▶ **SUPPLIED RECORDS**
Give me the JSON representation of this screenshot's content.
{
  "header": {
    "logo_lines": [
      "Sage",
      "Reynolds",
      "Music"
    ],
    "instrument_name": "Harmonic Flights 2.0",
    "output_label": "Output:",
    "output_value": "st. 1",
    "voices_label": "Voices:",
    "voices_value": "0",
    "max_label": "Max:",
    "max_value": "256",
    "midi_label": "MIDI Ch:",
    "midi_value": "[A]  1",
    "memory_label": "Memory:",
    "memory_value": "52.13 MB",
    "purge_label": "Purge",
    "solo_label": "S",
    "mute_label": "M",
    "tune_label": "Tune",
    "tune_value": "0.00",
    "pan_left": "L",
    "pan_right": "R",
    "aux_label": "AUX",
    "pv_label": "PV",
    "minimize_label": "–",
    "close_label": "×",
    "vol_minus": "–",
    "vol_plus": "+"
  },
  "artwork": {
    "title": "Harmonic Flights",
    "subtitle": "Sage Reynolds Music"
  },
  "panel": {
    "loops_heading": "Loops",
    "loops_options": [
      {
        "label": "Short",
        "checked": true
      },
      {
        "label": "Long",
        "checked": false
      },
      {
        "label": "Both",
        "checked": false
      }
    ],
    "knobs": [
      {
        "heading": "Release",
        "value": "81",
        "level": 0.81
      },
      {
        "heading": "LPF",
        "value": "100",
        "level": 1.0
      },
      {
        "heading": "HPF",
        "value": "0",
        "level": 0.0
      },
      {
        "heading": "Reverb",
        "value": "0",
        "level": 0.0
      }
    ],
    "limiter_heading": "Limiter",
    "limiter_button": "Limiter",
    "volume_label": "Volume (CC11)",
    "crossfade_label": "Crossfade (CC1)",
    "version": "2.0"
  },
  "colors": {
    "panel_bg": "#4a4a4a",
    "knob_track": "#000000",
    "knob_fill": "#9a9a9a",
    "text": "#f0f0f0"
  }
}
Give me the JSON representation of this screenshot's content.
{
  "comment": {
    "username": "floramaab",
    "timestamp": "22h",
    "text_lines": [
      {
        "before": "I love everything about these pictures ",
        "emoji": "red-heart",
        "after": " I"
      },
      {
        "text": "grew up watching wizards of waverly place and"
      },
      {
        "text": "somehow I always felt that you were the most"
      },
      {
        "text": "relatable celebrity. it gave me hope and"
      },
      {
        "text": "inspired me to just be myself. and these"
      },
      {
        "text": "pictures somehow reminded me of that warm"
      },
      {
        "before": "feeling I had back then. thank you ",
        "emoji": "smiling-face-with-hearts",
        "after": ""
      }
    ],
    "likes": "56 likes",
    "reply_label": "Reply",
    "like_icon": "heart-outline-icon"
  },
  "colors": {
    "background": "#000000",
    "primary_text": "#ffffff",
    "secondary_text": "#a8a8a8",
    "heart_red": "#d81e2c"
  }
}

▶ **GOAL**
All of the data must be returned exactly.

▶ **OUTPUT OF THE EXERCISE**
Give me the JSON representation of this screenshot's content.
{
  "header": {
    "logo_lines": [
      "Sage",
      "Reynolds",
      "Music"
    ],
    "instrument_name": "Harmonic Flights 2.0",
    "output_label": "Output:",
    "output_value": "st. 1",
    "voices_label": "Voices:",
    "voices_value": "0",
    "max_label": "Max:",
    "max_value": "256",
    "midi_label": "MIDI Ch:",
    "midi_value": "[A]  1",
    "memory_label": "Memory:",
    "memory_value": "52.13 MB",
    "purge_label": "Purge",
    "solo_label": "S",
    "mute_label": "M",
    "tune_label": "Tune",
    "tune_value": "0.00",
    "pan_left": "L",
    "pan_right": "R",
    "aux_label": "AUX",
    "pv_label": "PV",
    "minimize_label": "–",
    "close_label": "×",
    "vol_minus": "–",
    "vol_plus": "+"
  },
  "artwork": {
    "title": "Harmonic Flights",
    "subtitle": "Sage Reynolds Music"
  },
  "panel": {
    "loops_heading": "Loops",
    "loops_options": [
      {
        "label": "Short",
        "checked": true
      },
      {
        "label": "Long",
        "checked": false
      },
      {
        "label": "Both",
        "checked": false
      }
    ],
    "knobs": [
      {
        "heading": "Release",
        "value": "81",
        "level": 0.81
      },
      {
        "heading": "LPF",
        "value": "100",
        "level": 1.0
      },
      {
        "heading": "HPF",
        "value": "0",
        "level": 0.0
      },
      {
        "heading": "Reverb",
        "value": "0",
        "level": 0.0
      }
    ],
    "limiter_heading": "Limiter",
    "limiter_button": "Limiter",
    "volume_label": "Volume (CC11)",
    "crossfade_label": "Crossfade (CC1)",
    "version": "2.0"
  },
  "colors": {
    "panel_bg": "#4a4a4a",
    "knob_track": "#000000",
    "knob_fill": "#9a9a9a",
    "text": "#f0f0f0"
  }
}
Give me the JSON representation of this screenshot's content.
{
  "comment": {
    "username": "floramaab",
    "timestamp": "22h",
    "text_lines": [
      {
        "before": "I love everything about these pictures ",
        "emoji": "red-heart",
        "after": " I"
      },
      {
        "text": "grew up watching wizards of waverly place and"
      },
      {
        "text": "somehow I always felt that you were the most"
      },
      {
        "text": "relatable celebrity. it gave me hope and"
      },
      {
        "text": "inspired me to just be myself. and these"
      },
      {
        "text": "pictures somehow reminded me of that warm"
      },
      {
        "before": "feeling I had back then. thank you ",
        "emoji": "smiling-face-with-hearts",
        "after": ""
      }
    ],
    "likes": "56 likes",
    "reply_label": "Reply",
    "like_icon": "heart-outline-icon"
  },
  "colors": {
    "background": "#000000",
    "primary_text": "#ffffff",
    "secondary_text": "#a8a8a8",
    "heart_red": "#d81e2c"
  }
}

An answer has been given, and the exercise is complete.